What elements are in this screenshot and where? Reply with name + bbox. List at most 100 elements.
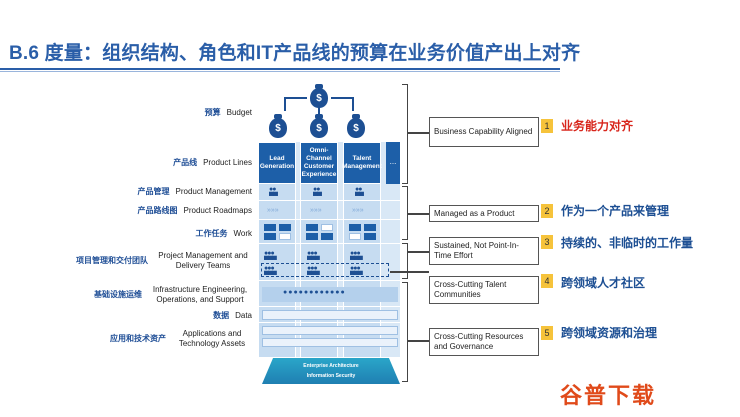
label-en: Infrastructure Engineering, Operations, … xyxy=(152,285,248,304)
work-block xyxy=(279,233,291,240)
people-icon: ●●▀▀ xyxy=(355,186,364,200)
principle-cn: 跨领域资源和治理 xyxy=(561,326,658,340)
work-block xyxy=(279,224,291,231)
bracket xyxy=(402,186,408,240)
label-en: Product Lines xyxy=(203,158,252,167)
connector-line xyxy=(390,271,429,273)
bracket xyxy=(402,282,408,382)
label-cn: 基础设施运维 xyxy=(94,290,142,299)
label-product-lines: 产品线 Product Lines xyxy=(0,157,252,169)
label-en: Applications and Technology Assets xyxy=(178,329,246,348)
roadmap-chevrons-icon: »»» xyxy=(352,207,364,214)
roadmap-chevrons-icon: »»» xyxy=(267,207,279,214)
arrow-line xyxy=(285,97,307,99)
label-cn: 预算 xyxy=(204,108,221,117)
principle-cn: 业务能力对齐 xyxy=(561,119,634,133)
connector-line xyxy=(408,132,429,134)
arrow-line xyxy=(352,97,354,111)
column-header: Omni-Channel Customer Experience xyxy=(300,142,338,184)
label-cn: 产品管理 xyxy=(137,187,170,196)
label-cn: 工作任务 xyxy=(195,229,228,238)
bracket xyxy=(402,84,408,184)
apps-bar xyxy=(262,326,398,335)
work-block xyxy=(349,224,361,231)
bracket xyxy=(402,243,408,279)
principle-cn: 作为一个产品来管理 xyxy=(561,204,670,218)
roadmap-chevrons-icon: »»» xyxy=(310,207,322,214)
work-block xyxy=(321,233,333,240)
principle-box: Cross-Cutting Resources and Governance xyxy=(429,328,539,356)
talent-community-dashed-box xyxy=(261,263,389,277)
team-people-icon: ●●●▀▀▀ xyxy=(307,250,320,264)
team-people-icon: ●●●▀▀▀ xyxy=(307,265,320,279)
title-underline-thin xyxy=(0,71,560,72)
row-divider xyxy=(258,306,400,307)
arrow-line xyxy=(331,97,353,99)
principle-number: 2 xyxy=(541,204,553,218)
work-block xyxy=(306,224,318,231)
row-divider xyxy=(258,243,400,244)
work-block xyxy=(364,224,376,231)
row-divider xyxy=(258,280,400,281)
label-row: 基础设施运维 Infrastructure Engineering, Operat… xyxy=(0,284,252,306)
principle-number: 3 xyxy=(541,235,553,249)
label-en: Product Management xyxy=(175,187,253,196)
principle-number: 4 xyxy=(541,274,553,288)
row-divider xyxy=(258,219,400,220)
people-icon: ●●▀▀ xyxy=(269,186,278,200)
label-en: Budget xyxy=(226,108,252,117)
label-cn: 应用和技术资产 xyxy=(110,334,166,343)
watermark: 谷普下载 xyxy=(560,384,657,409)
apps-bar xyxy=(262,338,398,347)
work-block xyxy=(349,233,361,240)
principle-box: Cross-Cutting Talent Communities xyxy=(429,276,539,304)
label-en: Data xyxy=(235,311,252,320)
label-row: 数据 Data xyxy=(0,310,252,322)
column-header-more: ... xyxy=(386,142,400,184)
label-cn: 产品路线图 xyxy=(137,206,178,215)
label-cn: 产品线 xyxy=(173,158,198,167)
label-row: 产品管理 Product Management xyxy=(0,186,253,198)
connector-line xyxy=(408,340,429,342)
principle-box: Sustained, Not Point-In-Time Effort xyxy=(429,237,539,265)
work-block xyxy=(264,224,276,231)
team-people-icon: ●●●▀▀▀ xyxy=(350,265,363,279)
label-row: 工作任务 Work xyxy=(0,228,252,240)
enterprise-architecture-base xyxy=(262,358,400,384)
label-cn: 项目管理和交付团队 xyxy=(76,256,148,265)
connector-line xyxy=(408,251,429,253)
base-label: Information Security xyxy=(306,373,356,379)
money-bag-icon: $ xyxy=(269,114,287,138)
principle-box: Managed as a Product xyxy=(429,205,539,222)
label-row: 应用和技术资产 Applications and Technology Asset… xyxy=(0,328,252,350)
column-header: Talent Management xyxy=(342,142,382,184)
principle-cn: 持续的、非临时的工作量 xyxy=(561,236,694,250)
people-icon: ●●▀▀ xyxy=(313,186,322,200)
money-bag-icon: $ xyxy=(310,114,328,138)
principle-box: Business Capability Aligned xyxy=(429,117,539,147)
arrow-line xyxy=(318,108,320,114)
label-en: Product Roadmaps xyxy=(183,206,252,215)
connector-line xyxy=(408,213,429,215)
label-en: Work xyxy=(233,229,252,238)
infrastructure-bar xyxy=(262,287,398,302)
principle-number: 5 xyxy=(541,326,553,340)
team-people-icon: ●●●▀▀▀ xyxy=(264,265,277,279)
money-bag-icon: $ xyxy=(310,84,328,108)
label-cn: 数据 xyxy=(213,311,230,320)
label-row: 产品路线图 Product Roadmaps xyxy=(0,205,252,217)
work-block xyxy=(306,233,318,240)
work-block xyxy=(321,224,333,231)
data-bar xyxy=(262,310,398,320)
page-title: B.6 度量：组织结构、角色和IT产品线的预算在业务价值产出上对齐 xyxy=(9,43,581,64)
base-label: Enterprise Architecture xyxy=(303,363,359,369)
arrow-line xyxy=(284,97,286,111)
principle-number: 1 xyxy=(541,119,553,133)
infra-people-icon: ●●●●●●●●●●●● xyxy=(283,289,346,296)
principle-cn: 跨领域人才社区 xyxy=(561,276,646,290)
row-divider xyxy=(258,200,400,201)
label-budget: 预算 Budget xyxy=(0,107,252,119)
work-block xyxy=(364,233,376,240)
money-bag-icon: $ xyxy=(347,114,365,138)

* _Given exercise_
Report every line above that contains the word "Roadmaps", copying each one in full.

* _Solution for this problem_
label-en: Product Roadmaps xyxy=(183,206,252,215)
label-row: 产品路线图 Product Roadmaps xyxy=(0,205,252,217)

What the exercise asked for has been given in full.